> Complete the following
- A) In the essay on anxiety and procrastination, write out the passage from "Living With Anxiety: Procrastination" up to and including "get work done.".
- B) Translate this sentence from the essay on anxiety and procrastination into Spanish: "These two are constantly battling for attention."
- C) Continue the essay on anxiety and procrastination from its final sentence.

==== Supplied text

Living With Anxiety: Procrastination

Living+With+Anxiety%3A+Procrastination

In Tim Urban’s TED talk “Inside the Mind of a Master Procrastinator,” Urban describes the work process of a chronic procrastinator as having a logical thinking side, an “instant gratification monkey” side, and a “panic monster” side (video is linked below for further explanation). Urban explains how even though the logical side of a procrastinator’s mind may know that it’s best to plan future work out, but the “instant gratification monkey” in them looks for an easier path, which means more options distracting the individual from working efficiently. Eventually the “panic monster” comes in and instills fear in the “instant gratification monkey,” forcing the logical thinker to get work done.

Now you would think someone with GAD (General Anxiety Disorder) like myself would not have this problem of waiting until the last minute. One would assume that the “panic monster” is always in the picture for us, constantly forcing us to work ahead of time. Although some people with anxiety may work like that, I do not. Whatsoever. Unlike many people with anxiety, I have a hyperactive “instant gratification monkey” along with a hyperactive “panic monster.” These two are constantly battling for attention. This means that throughout my work process my “panic monster” is putting stress on the logical thinker to get work done and in comes my “instant gratification monkey” who successfully distracts the two with some random and useless, (but fun) activity.

========
==== Dataset entries

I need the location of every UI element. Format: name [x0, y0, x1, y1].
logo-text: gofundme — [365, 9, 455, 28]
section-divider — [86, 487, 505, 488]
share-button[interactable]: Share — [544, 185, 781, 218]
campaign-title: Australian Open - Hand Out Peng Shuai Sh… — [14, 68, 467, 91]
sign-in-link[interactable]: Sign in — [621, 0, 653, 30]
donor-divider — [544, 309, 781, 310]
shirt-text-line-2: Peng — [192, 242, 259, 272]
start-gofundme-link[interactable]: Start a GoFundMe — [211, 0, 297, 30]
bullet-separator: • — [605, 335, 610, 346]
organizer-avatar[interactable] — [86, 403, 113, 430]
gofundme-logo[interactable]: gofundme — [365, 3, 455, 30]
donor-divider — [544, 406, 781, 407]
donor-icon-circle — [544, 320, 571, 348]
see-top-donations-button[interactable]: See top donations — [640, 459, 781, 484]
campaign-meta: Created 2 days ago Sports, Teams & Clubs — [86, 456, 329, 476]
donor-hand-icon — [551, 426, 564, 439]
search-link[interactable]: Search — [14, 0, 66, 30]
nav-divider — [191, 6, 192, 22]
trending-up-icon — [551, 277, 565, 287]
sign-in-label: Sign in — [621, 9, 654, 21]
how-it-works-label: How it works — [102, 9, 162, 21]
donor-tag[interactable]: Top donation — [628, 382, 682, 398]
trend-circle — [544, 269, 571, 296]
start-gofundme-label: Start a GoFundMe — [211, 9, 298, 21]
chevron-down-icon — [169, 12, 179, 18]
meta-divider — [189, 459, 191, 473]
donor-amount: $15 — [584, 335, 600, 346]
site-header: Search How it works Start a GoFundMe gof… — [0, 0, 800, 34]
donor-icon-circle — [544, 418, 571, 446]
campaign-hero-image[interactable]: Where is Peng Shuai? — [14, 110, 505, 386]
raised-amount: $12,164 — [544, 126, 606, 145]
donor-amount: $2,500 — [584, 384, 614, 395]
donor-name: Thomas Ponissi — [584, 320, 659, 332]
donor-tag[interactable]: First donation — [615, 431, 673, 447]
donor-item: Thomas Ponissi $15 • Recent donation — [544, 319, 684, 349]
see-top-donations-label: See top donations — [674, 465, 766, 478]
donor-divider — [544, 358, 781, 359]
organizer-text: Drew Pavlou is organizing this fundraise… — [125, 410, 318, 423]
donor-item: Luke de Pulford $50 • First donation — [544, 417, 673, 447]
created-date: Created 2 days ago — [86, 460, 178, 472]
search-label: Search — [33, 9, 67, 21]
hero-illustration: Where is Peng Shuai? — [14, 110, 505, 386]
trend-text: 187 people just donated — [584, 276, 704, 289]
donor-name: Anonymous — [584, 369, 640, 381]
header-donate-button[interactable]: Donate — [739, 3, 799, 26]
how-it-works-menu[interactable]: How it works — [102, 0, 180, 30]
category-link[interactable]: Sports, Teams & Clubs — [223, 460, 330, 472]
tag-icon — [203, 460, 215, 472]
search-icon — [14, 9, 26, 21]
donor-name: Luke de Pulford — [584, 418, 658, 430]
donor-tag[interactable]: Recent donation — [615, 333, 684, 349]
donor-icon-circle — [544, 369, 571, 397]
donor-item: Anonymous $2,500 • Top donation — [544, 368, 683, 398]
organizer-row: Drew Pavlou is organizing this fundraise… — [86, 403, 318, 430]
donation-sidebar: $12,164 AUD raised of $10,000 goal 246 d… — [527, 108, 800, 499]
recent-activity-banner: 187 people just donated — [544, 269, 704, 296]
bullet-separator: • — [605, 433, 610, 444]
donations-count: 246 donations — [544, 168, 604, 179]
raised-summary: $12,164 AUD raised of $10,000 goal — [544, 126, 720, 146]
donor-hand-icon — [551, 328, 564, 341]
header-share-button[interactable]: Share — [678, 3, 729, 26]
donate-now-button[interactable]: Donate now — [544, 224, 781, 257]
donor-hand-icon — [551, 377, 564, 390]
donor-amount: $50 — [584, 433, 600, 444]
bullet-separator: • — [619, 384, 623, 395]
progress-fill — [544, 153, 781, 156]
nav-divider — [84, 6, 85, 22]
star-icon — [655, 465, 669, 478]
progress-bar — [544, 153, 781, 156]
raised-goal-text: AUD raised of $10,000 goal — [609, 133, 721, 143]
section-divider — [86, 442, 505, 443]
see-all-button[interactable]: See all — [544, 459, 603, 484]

========

> Task-by-task outputs
- A)
Living With Anxiety: Procrastination

Living+With+Anxiety%3A+Procrastination

In Tim Urban’s TED talk “Inside the Mind of a Master Procrastinator,” Urban describes the work process of a chronic procrastinator as having a logical thinking side, an “instant gratification monkey” side, and a “panic monster” side (video is linked below for further explanation). Urban explains how even though the logical side of a procrastinator’s mind may know that it’s best to plan future work out, but the “instant gratification monkey” in them looks for an easier path, which means more options distracting the individual from working efficiently. Eventually the “panic monster” comes in and instills fear in the “instant gratification monkey,” forcing the logical thinker to get work done.

- B) Estos dos luchan constantemente por llamar la atención.

- C)
This exchange among the three creates quite the vicious cycle. The “panic monster” stresses out the logical thinker, so the “instant gratification monkey” jumps in to help temporarily relieve some of the logical thinker’s stress ,which leads to wasted time and no work done. Then, in comes the “panic monster” yet again and the cycle repeats itself over and over again.

The cycle obviously is not the healthiest or most efficient way of getting work done, but it is my process. I’m working on controlling my “panic monster” and “instant gratification monkey” as much as I can so that my logical thinker can be in control for the most part. But this is something I am working on, and will be working on, for a long time.